-- START SUPPLIED RECORDS --

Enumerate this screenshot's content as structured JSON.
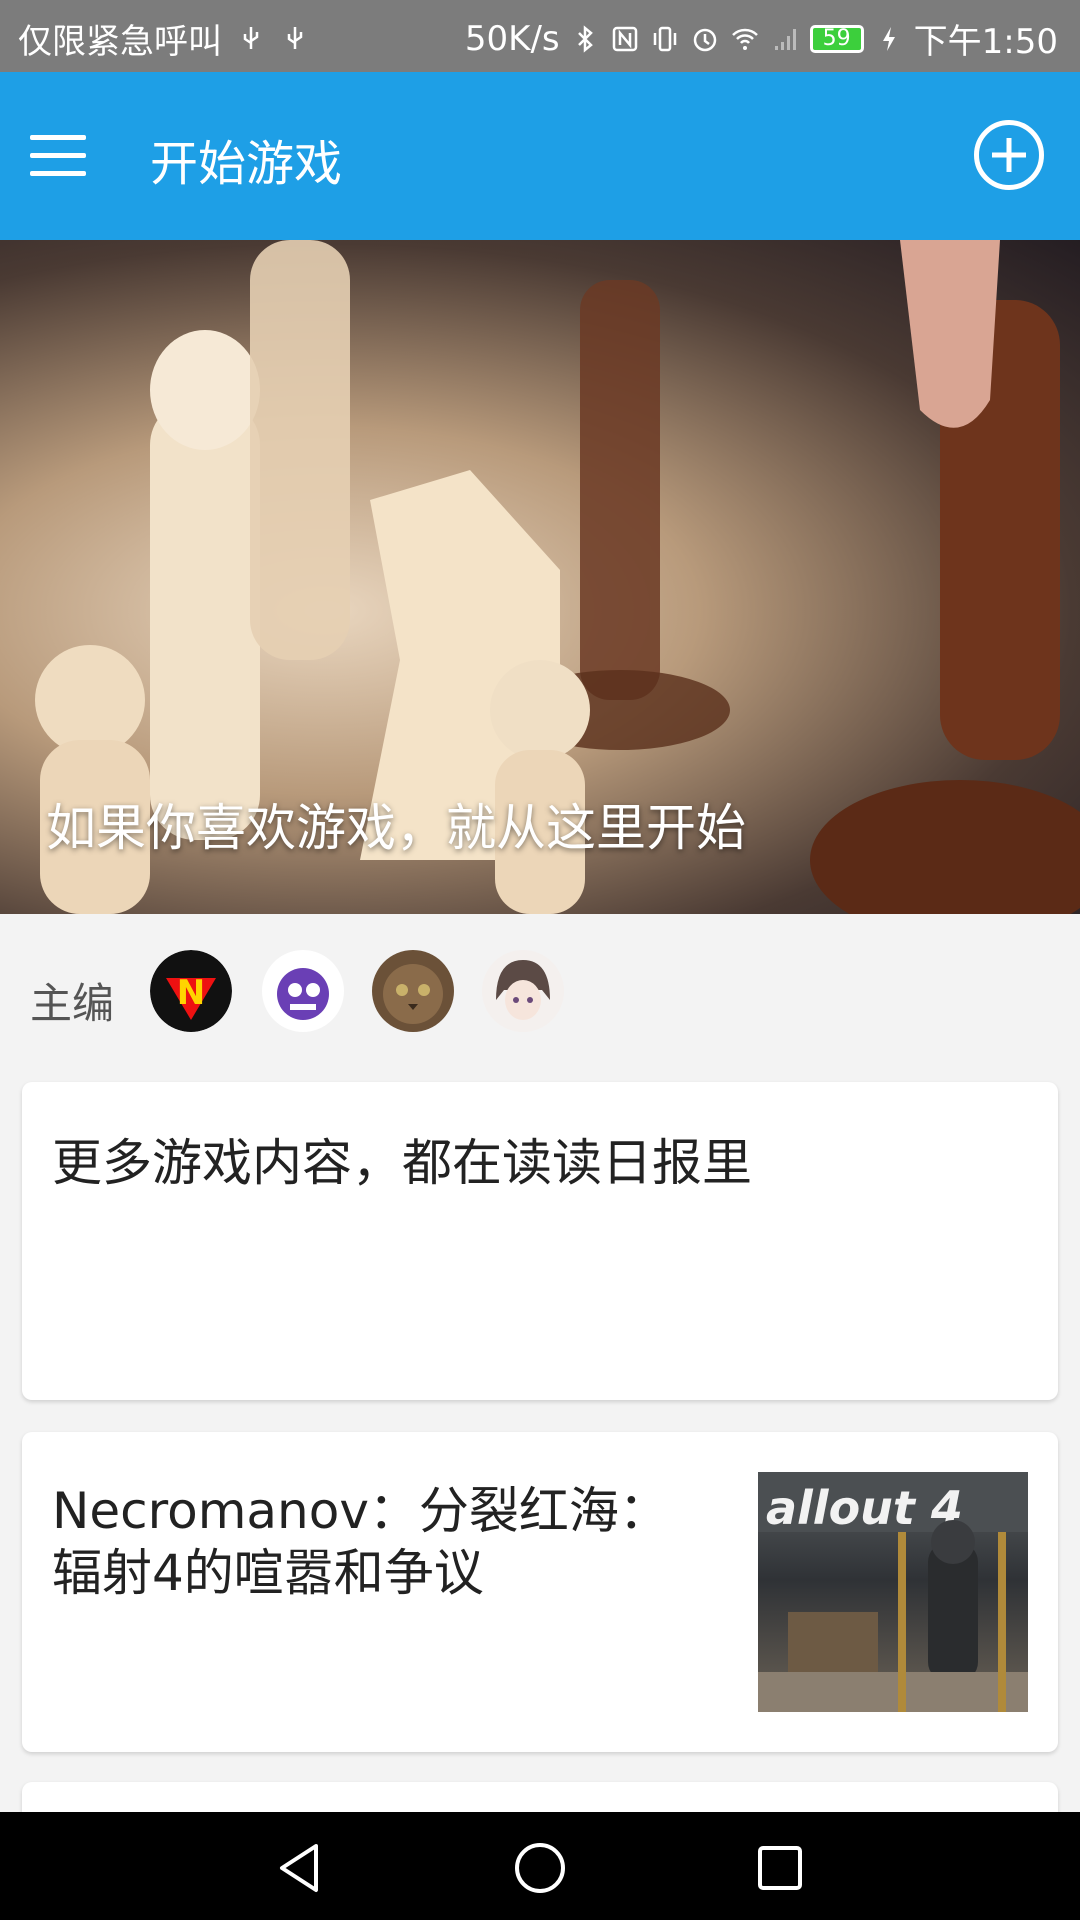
{
  "status_bar": {
    "carrier": "仅限紧急呼叫",
    "speed": "50K/s",
    "battery": "59",
    "time": "下午1:50"
  },
  "app_bar": {
    "title": "开始游戏"
  },
  "hero": {
    "caption": "如果你喜欢游戏，就从这里开始"
  },
  "editors": {
    "label": "主编",
    "avatars": [
      "avatar-n-logo",
      "avatar-purple-creature",
      "avatar-cat",
      "avatar-anime-girl"
    ]
  },
  "cards": [
    {
      "title": "更多游戏内容，都在读读日报里"
    },
    {
      "title": "Necromanov：分裂红海：辐射4的喧嚣和争议",
      "thumbnail_text": "allout 4"
    }
  ],
  "colors": {
    "app_bar": "#1e9fe6",
    "status_bar": "#7c7c7c",
    "background": "#f3f3f3"
  }
}
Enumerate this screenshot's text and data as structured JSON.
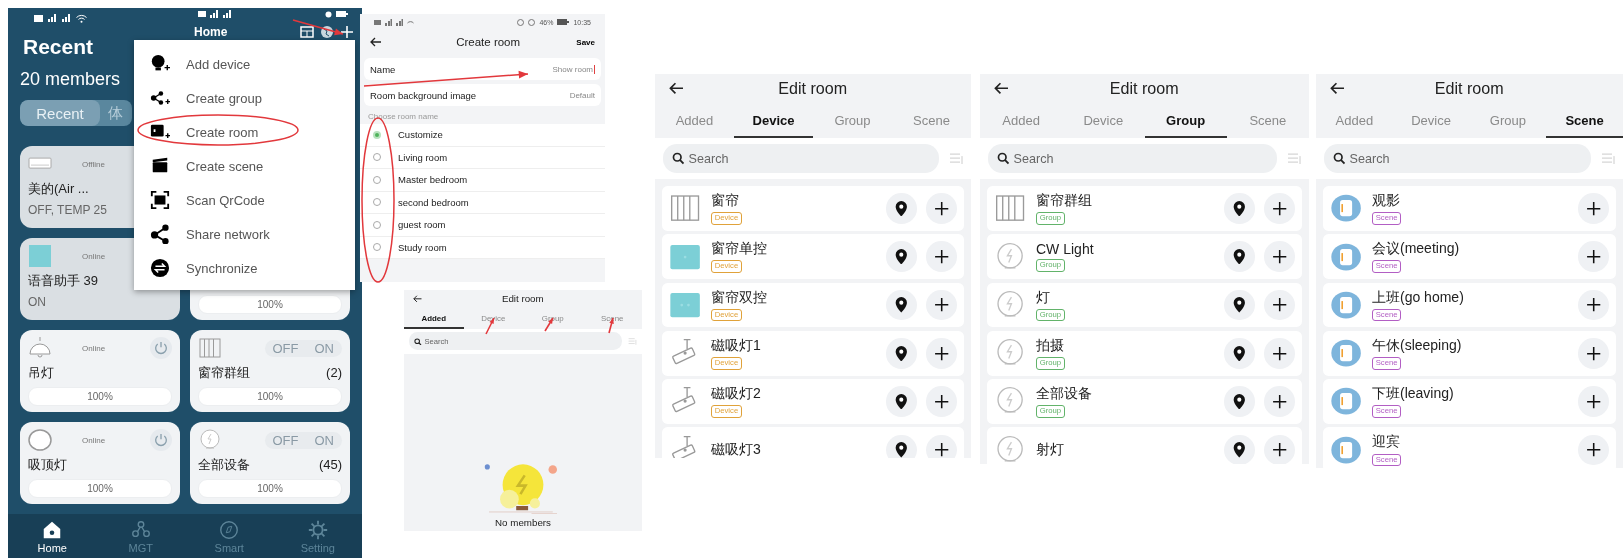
{
  "home_screen": {
    "title": "Recent",
    "members": "20 members",
    "tabs": [
      {
        "label": "Recent",
        "selected": true
      },
      {
        "label": "体",
        "selected": false
      }
    ],
    "cards": [
      {
        "kind": "summary",
        "icon": {
          "kind": "ac"
        },
        "status": "Offline",
        "name": "美的(Air ...",
        "detail": "OFF, TEMP 25"
      },
      {
        "kind": "summary",
        "icon": {
          "kind": "speaker"
        },
        "status": "Online",
        "name": "语音助手 39",
        "detail": "ON"
      },
      {
        "kind": "partial",
        "reading": "100%"
      },
      {
        "kind": "switch",
        "icon": {
          "kind": "pendant"
        },
        "status": "Online",
        "name": "吊灯",
        "reading": "100%"
      },
      {
        "kind": "group",
        "icon": {
          "kind": "curtain"
        },
        "off": "OFF",
        "on": "ON",
        "name": "窗帘群组",
        "count": "(2)",
        "reading": "100%"
      },
      {
        "kind": "switch",
        "icon": {
          "kind": "ceiling"
        },
        "status": "Online",
        "name": "吸顶灯",
        "reading": "100%"
      },
      {
        "kind": "group",
        "icon": {
          "kind": "bulb"
        },
        "off": "OFF",
        "on": "ON",
        "name": "全部设备",
        "count": "(45)",
        "reading": "100%"
      }
    ],
    "menu_header": "Home",
    "menu": [
      {
        "kind": "device",
        "label": "Add device"
      },
      {
        "kind": "group",
        "label": "Create group"
      },
      {
        "kind": "room",
        "label": "Create room"
      },
      {
        "kind": "scene",
        "label": "Create scene"
      },
      {
        "kind": "scan",
        "label": "Scan QrCode"
      },
      {
        "kind": "share",
        "label": "Share network"
      },
      {
        "kind": "sync",
        "label": "Synchronize"
      }
    ],
    "nav": [
      {
        "kind": "home",
        "label": "Home",
        "selected": true
      },
      {
        "kind": "mgt",
        "label": "MGT",
        "selected": false
      },
      {
        "kind": "smart",
        "label": "Smart",
        "selected": false
      },
      {
        "kind": "setting",
        "label": "Setting",
        "selected": false
      }
    ]
  },
  "create_room": {
    "battery": "46%",
    "time": "10:35",
    "title": "Create room",
    "save": "Save",
    "fields": [
      {
        "label": "Name",
        "value": "Show room"
      },
      {
        "label": "Room background image",
        "value": "Default"
      }
    ],
    "section": "Choose room name",
    "options": [
      {
        "label": "Customize",
        "selected": true
      },
      {
        "label": "Living room",
        "selected": false
      },
      {
        "label": "Master bedroom",
        "selected": false
      },
      {
        "label": "second bedroom",
        "selected": false
      },
      {
        "label": "guest room",
        "selected": false
      },
      {
        "label": "Study room",
        "selected": false
      }
    ]
  },
  "edit_rooms": [
    {
      "title": "Edit room",
      "tabs": [
        {
          "label": "Added",
          "selected": true
        },
        {
          "label": "Device",
          "selected": false
        },
        {
          "label": "Group",
          "selected": false
        },
        {
          "label": "Scene",
          "selected": false
        }
      ],
      "search": {
        "placeholder": "Search"
      },
      "empty_text": "No members"
    },
    {
      "title": "Edit room",
      "tabs": [
        {
          "label": "Added",
          "selected": false
        },
        {
          "label": "Device",
          "selected": true
        },
        {
          "label": "Group",
          "selected": false
        },
        {
          "label": "Scene",
          "selected": false
        }
      ],
      "search": {
        "placeholder": "Search"
      },
      "items": [
        {
          "kind": "device",
          "icon": {
            "kind": "curtain"
          },
          "name": "窗帘",
          "tag": "Device"
        },
        {
          "kind": "device",
          "icon": {
            "kind": "switch-single"
          },
          "name": "窗帘单控",
          "tag": "Device"
        },
        {
          "kind": "device",
          "icon": {
            "kind": "switch-double"
          },
          "name": "窗帘双控",
          "tag": "Device"
        },
        {
          "kind": "device",
          "icon": {
            "kind": "lamp"
          },
          "name": "磁吸灯1",
          "tag": "Device"
        },
        {
          "kind": "device",
          "icon": {
            "kind": "lamp"
          },
          "name": "磁吸灯2",
          "tag": "Device"
        },
        {
          "kind": "device",
          "icon": {
            "kind": "lamp"
          },
          "name": "磁吸灯3"
        }
      ]
    },
    {
      "title": "Edit room",
      "tabs": [
        {
          "label": "Added",
          "selected": false
        },
        {
          "label": "Device",
          "selected": false
        },
        {
          "label": "Group",
          "selected": true
        },
        {
          "label": "Scene",
          "selected": false
        }
      ],
      "search": {
        "placeholder": "Search"
      },
      "items": [
        {
          "kind": "group",
          "icon": {
            "kind": "curtain"
          },
          "name": "窗帘群组",
          "tag": "Group"
        },
        {
          "kind": "group",
          "icon": {
            "kind": "bulb"
          },
          "name": "CW Light",
          "tag": "Group"
        },
        {
          "kind": "group",
          "icon": {
            "kind": "bulb"
          },
          "name": "灯",
          "tag": "Group"
        },
        {
          "kind": "group",
          "icon": {
            "kind": "bulb"
          },
          "name": "拍摄",
          "tag": "Group"
        },
        {
          "kind": "group",
          "icon": {
            "kind": "bulb"
          },
          "name": "全部设备",
          "tag": "Group"
        },
        {
          "kind": "group",
          "icon": {
            "kind": "bulb"
          },
          "name": "射灯"
        }
      ]
    },
    {
      "title": "Edit room",
      "tabs": [
        {
          "label": "Added",
          "selected": false
        },
        {
          "label": "Device",
          "selected": false
        },
        {
          "label": "Group",
          "selected": false
        },
        {
          "label": "Scene",
          "selected": true
        }
      ],
      "search": {
        "placeholder": "Search"
      },
      "items": [
        {
          "kind": "scene",
          "icon": {
            "kind": "scene"
          },
          "name": "观影",
          "tag": "Scene"
        },
        {
          "kind": "scene",
          "icon": {
            "kind": "scene"
          },
          "name": "会议(meeting)",
          "tag": "Scene"
        },
        {
          "kind": "scene",
          "icon": {
            "kind": "scene"
          },
          "name": "上班(go home)",
          "tag": "Scene"
        },
        {
          "kind": "scene",
          "icon": {
            "kind": "scene"
          },
          "name": "午休(sleeping)",
          "tag": "Scene"
        },
        {
          "kind": "scene",
          "icon": {
            "kind": "scene"
          },
          "name": "下班(leaving)",
          "tag": "Scene"
        },
        {
          "kind": "scene",
          "icon": {
            "kind": "scene"
          },
          "name": "迎宾",
          "tag": "Scene"
        }
      ]
    }
  ]
}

-- END SUPPLIED RECORDS --

(WHAT IS BEING ASKED)
Transcribe the listing in full. Omit the pictures and keep every line exact.

(FINISHED TASK)
Enumerate this screenshot's content as structured JSON.
{
  "status_bar": {
    "carrier": "仅限紧急呼叫",
    "speed": "50K/s",
    "battery": "59",
    "time": "下午1:50"
  },
  "app_bar": {
    "title": "开始游戏"
  },
  "hero": {
    "caption": "如果你喜欢游戏，就从这里开始"
  },
  "editors": {
    "label": "主编",
    "avatars": [
      "avatar-n-logo",
      "avatar-purple-creature",
      "avatar-cat",
      "avatar-anime-girl"
    ]
  },
  "cards": [
    {
      "title": "更多游戏内容，都在读读日报里"
    },
    {
      "title": "Necromanov：分裂红海：辐射4的喧嚣和争议",
      "thumbnail_text": "allout 4"
    }
  ],
  "colors": {
    "app_bar": "#1e9fe6",
    "status_bar": "#7c7c7c",
    "background": "#f3f3f3"
  }
}
Enumerate this screenshot's text and data as structured JSON.
{
  "home_screen": {
    "title": "Recent",
    "members": "20 members",
    "tabs": [
      {
        "label": "Recent",
        "selected": true
      },
      {
        "label": "体",
        "selected": false
      }
    ],
    "cards": [
      {
        "kind": "summary",
        "icon": {
          "kind": "ac"
        },
        "status": "Offline",
        "name": "美的(Air ...",
        "detail": "OFF, TEMP 25"
      },
      {
        "kind": "summary",
        "icon": {
          "kind": "speaker"
        },
        "status": "Online",
        "name": "语音助手 39",
        "detail": "ON"
      },
      {
        "kind": "partial",
        "reading": "100%"
      },
      {
        "kind": "switch",
        "icon": {
          "kind": "pendant"
        },
        "status": "Online",
        "name": "吊灯",
        "reading": "100%"
      },
      {
        "kind": "group",
        "icon": {
          "kind": "curtain"
        },
        "off": "OFF",
        "on": "ON",
        "name": "窗帘群组",
        "count": "(2)",
        "reading": "100%"
      },
      {
        "kind": "switch",
        "icon": {
          "kind": "ceiling"
        },
        "status": "Online",
        "name": "吸顶灯",
        "reading": "100%"
      },
      {
        "kind": "group",
        "icon": {
          "kind": "bulb"
        },
        "off": "OFF",
        "on": "ON",
        "name": "全部设备",
        "count": "(45)",
        "reading": "100%"
      }
    ],
    "menu_header": "Home",
    "menu": [
      {
        "kind": "device",
        "label": "Add device"
      },
      {
        "kind": "group",
        "label": "Create group"
      },
      {
        "kind": "room",
        "label": "Create room"
      },
      {
        "kind": "scene",
        "label": "Create scene"
      },
      {
        "kind": "scan",
        "label": "Scan QrCode"
      },
      {
        "kind": "share",
        "label": "Share network"
      },
      {
        "kind": "sync",
        "label": "Synchronize"
      }
    ],
    "nav": [
      {
        "kind": "home",
        "label": "Home",
        "selected": true
      },
      {
        "kind": "mgt",
        "label": "MGT",
        "selected": false
      },
      {
        "kind": "smart",
        "label": "Smart",
        "selected": false
      },
      {
        "kind": "setting",
        "label": "Setting",
        "selected": false
      }
    ]
  },
  "create_room": {
    "battery": "46%",
    "time": "10:35",
    "title": "Create room",
    "save": "Save",
    "fields": [
      {
        "label": "Name",
        "value": "Show room"
      },
      {
        "label": "Room background image",
        "value": "Default"
      }
    ],
    "section": "Choose room name",
    "options": [
      {
        "label": "Customize",
        "selected": true
      },
      {
        "label": "Living room",
        "selected": false
      },
      {
        "label": "Master bedroom",
        "selected": false
      },
      {
        "label": "second bedroom",
        "selected": false
      },
      {
        "label": "guest room",
        "selected": false
      },
      {
        "label": "Study room",
        "selected": false
      }
    ]
  },
  "edit_rooms": [
    {
      "title": "Edit room",
      "tabs": [
        {
          "label": "Added",
          "selected": true
        },
        {
          "label": "Device",
          "selected": false
        },
        {
          "label": "Group",
          "selected": false
        },
        {
          "label": "Scene",
          "selected": false
        }
      ],
      "search": {
        "placeholder": "Search"
      },
      "empty_text": "No members"
    },
    {
      "title": "Edit room",
      "tabs": [
        {
          "label": "Added",
          "selected": false
        },
        {
          "label": "Device",
          "selected": true
        },
        {
          "label": "Group",
          "selected": false
        },
        {
          "label": "Scene",
          "selected": false
        }
      ],
      "search": {
        "placeholder": "Search"
      },
      "items": [
        {
          "kind": "device",
          "icon": {
            "kind": "curtain"
          },
          "name": "窗帘",
          "tag": "Device"
        },
        {
          "kind": "device",
          "icon": {
            "kind": "switch-single"
          },
          "name": "窗帘单控",
          "tag": "Device"
        },
        {
          "kind": "device",
          "icon": {
            "kind": "switch-double"
          },
          "name": "窗帘双控",
          "tag": "Device"
        },
        {
          "kind": "device",
          "icon": {
            "kind": "lamp"
          },
          "name": "磁吸灯1",
          "tag": "Device"
        },
        {
          "kind": "device",
          "icon": {
            "kind": "lamp"
          },
          "name": "磁吸灯2",
          "tag": "Device"
        },
        {
          "kind": "device",
          "icon": {
            "kind": "lamp"
          },
          "name": "磁吸灯3"
        }
      ]
    },
    {
      "title": "Edit room",
      "tabs": [
        {
          "label": "Added",
          "selected": false
        },
        {
          "label": "Device",
          "selected": false
        },
        {
          "label": "Group",
          "selected": true
        },
        {
          "label": "Scene",
          "selected": false
        }
      ],
      "search": {
        "placeholder": "Search"
      },
      "items": [
        {
          "kind": "group",
          "icon": {
            "kind": "curtain"
          },
          "name": "窗帘群组",
          "tag": "Group"
        },
        {
          "kind": "group",
          "icon": {
            "kind": "bulb"
          },
          "name": "CW Light",
          "tag": "Group"
        },
        {
          "kind": "group",
          "icon": {
            "kind": "bulb"
          },
          "name": "灯",
          "tag": "Group"
        },
        {
          "kind": "group",
          "icon": {
            "kind": "bulb"
          },
          "name": "拍摄",
          "tag": "Group"
        },
        {
          "kind": "group",
          "icon": {
            "kind": "bulb"
          },
          "name": "全部设备",
          "tag": "Group"
        },
        {
          "kind": "group",
          "icon": {
            "kind": "bulb"
          },
          "name": "射灯"
        }
      ]
    },
    {
      "title": "Edit room",
      "tabs": [
        {
          "label": "Added",
          "selected": false
        },
        {
          "label": "Device",
          "selected": false
        },
        {
          "label": "Group",
          "selected": false
        },
        {
          "label": "Scene",
          "selected": true
        }
      ],
      "search": {
        "placeholder": "Search"
      },
      "items": [
        {
          "kind": "scene",
          "icon": {
            "kind": "scene"
          },
          "name": "观影",
          "tag": "Scene"
        },
        {
          "kind": "scene",
          "icon": {
            "kind": "scene"
          },
          "name": "会议(meeting)",
          "tag": "Scene"
        },
        {
          "kind": "scene",
          "icon": {
            "kind": "scene"
          },
          "name": "上班(go home)",
          "tag": "Scene"
        },
        {
          "kind": "scene",
          "icon": {
            "kind": "scene"
          },
          "name": "午休(sleeping)",
          "tag": "Scene"
        },
        {
          "kind": "scene",
          "icon": {
            "kind": "scene"
          },
          "name": "下班(leaving)",
          "tag": "Scene"
        },
        {
          "kind": "scene",
          "icon": {
            "kind": "scene"
          },
          "name": "迎宾",
          "tag": "Scene"
        }
      ]
    }
  ]
}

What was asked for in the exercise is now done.